>> Begin

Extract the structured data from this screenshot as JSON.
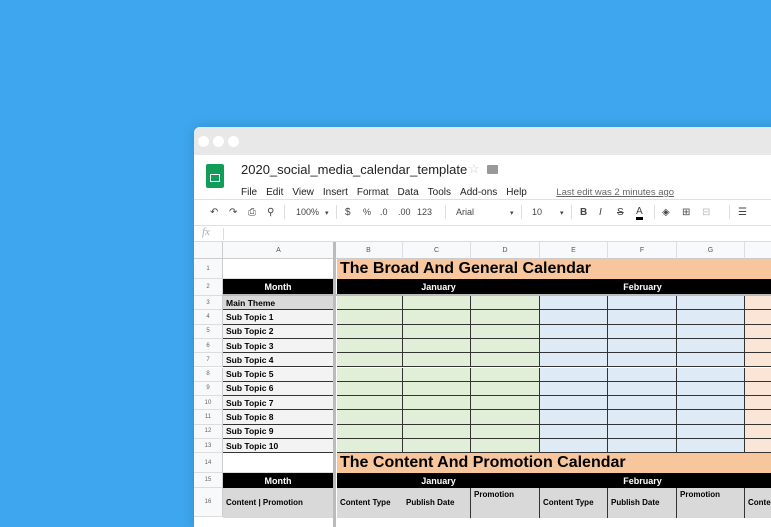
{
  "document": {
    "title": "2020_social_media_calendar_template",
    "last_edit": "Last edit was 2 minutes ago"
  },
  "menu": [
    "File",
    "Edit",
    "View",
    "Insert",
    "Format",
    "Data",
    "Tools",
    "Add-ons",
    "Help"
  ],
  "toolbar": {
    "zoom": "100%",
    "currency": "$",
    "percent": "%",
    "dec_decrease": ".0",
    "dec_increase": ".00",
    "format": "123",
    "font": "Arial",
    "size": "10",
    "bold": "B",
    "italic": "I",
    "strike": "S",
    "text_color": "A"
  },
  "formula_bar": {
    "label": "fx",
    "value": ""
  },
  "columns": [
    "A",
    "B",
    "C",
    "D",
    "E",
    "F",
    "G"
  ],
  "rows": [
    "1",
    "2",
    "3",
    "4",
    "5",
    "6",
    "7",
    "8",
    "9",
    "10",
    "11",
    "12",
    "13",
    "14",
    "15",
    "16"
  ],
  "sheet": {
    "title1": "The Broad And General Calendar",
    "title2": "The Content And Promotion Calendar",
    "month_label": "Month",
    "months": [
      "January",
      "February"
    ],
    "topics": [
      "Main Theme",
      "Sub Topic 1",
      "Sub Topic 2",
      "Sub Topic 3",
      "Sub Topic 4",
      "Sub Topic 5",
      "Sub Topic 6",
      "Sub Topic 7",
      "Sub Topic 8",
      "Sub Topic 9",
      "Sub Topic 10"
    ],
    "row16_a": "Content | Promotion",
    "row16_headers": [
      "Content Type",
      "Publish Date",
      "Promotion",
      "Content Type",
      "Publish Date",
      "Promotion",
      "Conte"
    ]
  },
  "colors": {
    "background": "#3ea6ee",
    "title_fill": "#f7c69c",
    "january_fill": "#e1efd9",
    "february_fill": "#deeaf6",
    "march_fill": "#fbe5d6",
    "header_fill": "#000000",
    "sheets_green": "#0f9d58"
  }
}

>> End

* **OBJECTIVE**
Images must not appear in the copy; reproduce everything else in the records verbatim.

* **WRITTEN ANSWER**
Extract the structured data from this screenshot as JSON.
{
  "document": {
    "title": "2020_social_media_calendar_template",
    "last_edit": "Last edit was 2 minutes ago"
  },
  "menu": [
    "File",
    "Edit",
    "View",
    "Insert",
    "Format",
    "Data",
    "Tools",
    "Add-ons",
    "Help"
  ],
  "toolbar": {
    "zoom": "100%",
    "currency": "$",
    "percent": "%",
    "dec_decrease": ".0",
    "dec_increase": ".00",
    "format": "123",
    "font": "Arial",
    "size": "10",
    "bold": "B",
    "italic": "I",
    "strike": "S",
    "text_color": "A"
  },
  "formula_bar": {
    "label": "fx",
    "value": ""
  },
  "columns": [
    "A",
    "B",
    "C",
    "D",
    "E",
    "F",
    "G"
  ],
  "rows": [
    "1",
    "2",
    "3",
    "4",
    "5",
    "6",
    "7",
    "8",
    "9",
    "10",
    "11",
    "12",
    "13",
    "14",
    "15",
    "16"
  ],
  "sheet": {
    "title1": "The Broad And General Calendar",
    "title2": "The Content And Promotion Calendar",
    "month_label": "Month",
    "months": [
      "January",
      "February"
    ],
    "topics": [
      "Main Theme",
      "Sub Topic 1",
      "Sub Topic 2",
      "Sub Topic 3",
      "Sub Topic 4",
      "Sub Topic 5",
      "Sub Topic 6",
      "Sub Topic 7",
      "Sub Topic 8",
      "Sub Topic 9",
      "Sub Topic 10"
    ],
    "row16_a": "Content | Promotion",
    "row16_headers": [
      "Content Type",
      "Publish Date",
      "Promotion",
      "Content Type",
      "Publish Date",
      "Promotion",
      "Conte"
    ]
  },
  "colors": {
    "background": "#3ea6ee",
    "title_fill": "#f7c69c",
    "january_fill": "#e1efd9",
    "february_fill": "#deeaf6",
    "march_fill": "#fbe5d6",
    "header_fill": "#000000",
    "sheets_green": "#0f9d58"
  }
}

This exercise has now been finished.